[Start]

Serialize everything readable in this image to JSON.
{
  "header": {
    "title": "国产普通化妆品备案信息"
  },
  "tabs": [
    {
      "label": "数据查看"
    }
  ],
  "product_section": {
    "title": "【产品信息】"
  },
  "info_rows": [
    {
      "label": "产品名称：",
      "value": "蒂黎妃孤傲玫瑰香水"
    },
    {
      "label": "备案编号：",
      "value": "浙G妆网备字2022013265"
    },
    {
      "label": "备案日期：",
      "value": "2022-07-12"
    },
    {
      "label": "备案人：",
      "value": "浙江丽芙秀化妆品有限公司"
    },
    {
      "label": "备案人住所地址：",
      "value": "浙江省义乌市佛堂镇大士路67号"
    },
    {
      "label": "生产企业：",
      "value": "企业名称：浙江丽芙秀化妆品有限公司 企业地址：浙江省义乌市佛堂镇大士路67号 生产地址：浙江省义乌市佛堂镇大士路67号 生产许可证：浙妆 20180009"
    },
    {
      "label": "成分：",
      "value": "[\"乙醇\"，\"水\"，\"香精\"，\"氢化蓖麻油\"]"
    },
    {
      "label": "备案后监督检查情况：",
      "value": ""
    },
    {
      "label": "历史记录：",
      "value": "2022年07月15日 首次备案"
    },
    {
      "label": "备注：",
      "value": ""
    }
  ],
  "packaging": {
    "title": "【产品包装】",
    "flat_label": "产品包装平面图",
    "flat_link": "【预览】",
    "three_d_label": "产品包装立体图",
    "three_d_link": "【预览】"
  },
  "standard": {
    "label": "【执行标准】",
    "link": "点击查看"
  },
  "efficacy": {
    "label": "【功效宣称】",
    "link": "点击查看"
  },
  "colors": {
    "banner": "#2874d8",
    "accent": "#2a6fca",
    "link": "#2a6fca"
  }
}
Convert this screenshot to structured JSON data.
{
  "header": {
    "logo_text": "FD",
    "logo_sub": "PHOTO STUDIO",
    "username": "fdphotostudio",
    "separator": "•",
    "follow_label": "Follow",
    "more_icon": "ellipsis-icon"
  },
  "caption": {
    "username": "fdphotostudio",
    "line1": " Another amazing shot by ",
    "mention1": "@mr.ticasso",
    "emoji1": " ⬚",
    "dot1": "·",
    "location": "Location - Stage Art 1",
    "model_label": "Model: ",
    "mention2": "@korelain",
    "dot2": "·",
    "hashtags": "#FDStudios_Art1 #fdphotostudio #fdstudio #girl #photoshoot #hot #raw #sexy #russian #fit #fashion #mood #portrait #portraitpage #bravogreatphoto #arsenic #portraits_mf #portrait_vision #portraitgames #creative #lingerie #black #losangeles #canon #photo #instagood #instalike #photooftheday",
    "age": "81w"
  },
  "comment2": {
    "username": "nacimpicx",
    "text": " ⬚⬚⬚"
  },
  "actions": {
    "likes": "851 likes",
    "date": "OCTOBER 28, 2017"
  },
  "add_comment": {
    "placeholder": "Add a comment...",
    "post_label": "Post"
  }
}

[End]

## Task prompt
Repeat each record exactly, leaving nothing out.

## Worked answer
Serialize everything readable in this image to JSON.
{
  "header": {
    "title": "国产普通化妆品备案信息"
  },
  "tabs": [
    {
      "label": "数据查看"
    }
  ],
  "product_section": {
    "title": "【产品信息】"
  },
  "info_rows": [
    {
      "label": "产品名称：",
      "value": "蒂黎妃孤傲玫瑰香水"
    },
    {
      "label": "备案编号：",
      "value": "浙G妆网备字2022013265"
    },
    {
      "label": "备案日期：",
      "value": "2022-07-12"
    },
    {
      "label": "备案人：",
      "value": "浙江丽芙秀化妆品有限公司"
    },
    {
      "label": "备案人住所地址：",
      "value": "浙江省义乌市佛堂镇大士路67号"
    },
    {
      "label": "生产企业：",
      "value": "企业名称：浙江丽芙秀化妆品有限公司 企业地址：浙江省义乌市佛堂镇大士路67号 生产地址：浙江省义乌市佛堂镇大士路67号 生产许可证：浙妆 20180009"
    },
    {
      "label": "成分：",
      "value": "[\"乙醇\"，\"水\"，\"香精\"，\"氢化蓖麻油\"]"
    },
    {
      "label": "备案后监督检查情况：",
      "value": ""
    },
    {
      "label": "历史记录：",
      "value": "2022年07月15日 首次备案"
    },
    {
      "label": "备注：",
      "value": ""
    }
  ],
  "packaging": {
    "title": "【产品包装】",
    "flat_label": "产品包装平面图",
    "flat_link": "【预览】",
    "three_d_label": "产品包装立体图",
    "three_d_link": "【预览】"
  },
  "standard": {
    "label": "【执行标准】",
    "link": "点击查看"
  },
  "efficacy": {
    "label": "【功效宣称】",
    "link": "点击查看"
  },
  "colors": {
    "banner": "#2874d8",
    "accent": "#2a6fca",
    "link": "#2a6fca"
  }
}
Convert this screenshot to structured JSON data.
{
  "header": {
    "logo_text": "FD",
    "logo_sub": "PHOTO STUDIO",
    "username": "fdphotostudio",
    "separator": "•",
    "follow_label": "Follow",
    "more_icon": "ellipsis-icon"
  },
  "caption": {
    "username": "fdphotostudio",
    "line1": " Another amazing shot by ",
    "mention1": "@mr.ticasso",
    "emoji1": " ⬚",
    "dot1": "·",
    "location": "Location - Stage Art 1",
    "model_label": "Model: ",
    "mention2": "@korelain",
    "dot2": "·",
    "hashtags": "#FDStudios_Art1 #fdphotostudio #fdstudio #girl #photoshoot #hot #raw #sexy #russian #fit #fashion #mood #portrait #portraitpage #bravogreatphoto #arsenic #portraits_mf #portrait_vision #portraitgames #creative #lingerie #black #losangeles #canon #photo #instagood #instalike #photooftheday",
    "age": "81w"
  },
  "comment2": {
    "username": "nacimpicx",
    "text": " ⬚⬚⬚"
  },
  "actions": {
    "likes": "851 likes",
    "date": "OCTOBER 28, 2017"
  },
  "add_comment": {
    "placeholder": "Add a comment...",
    "post_label": "Post"
  }
}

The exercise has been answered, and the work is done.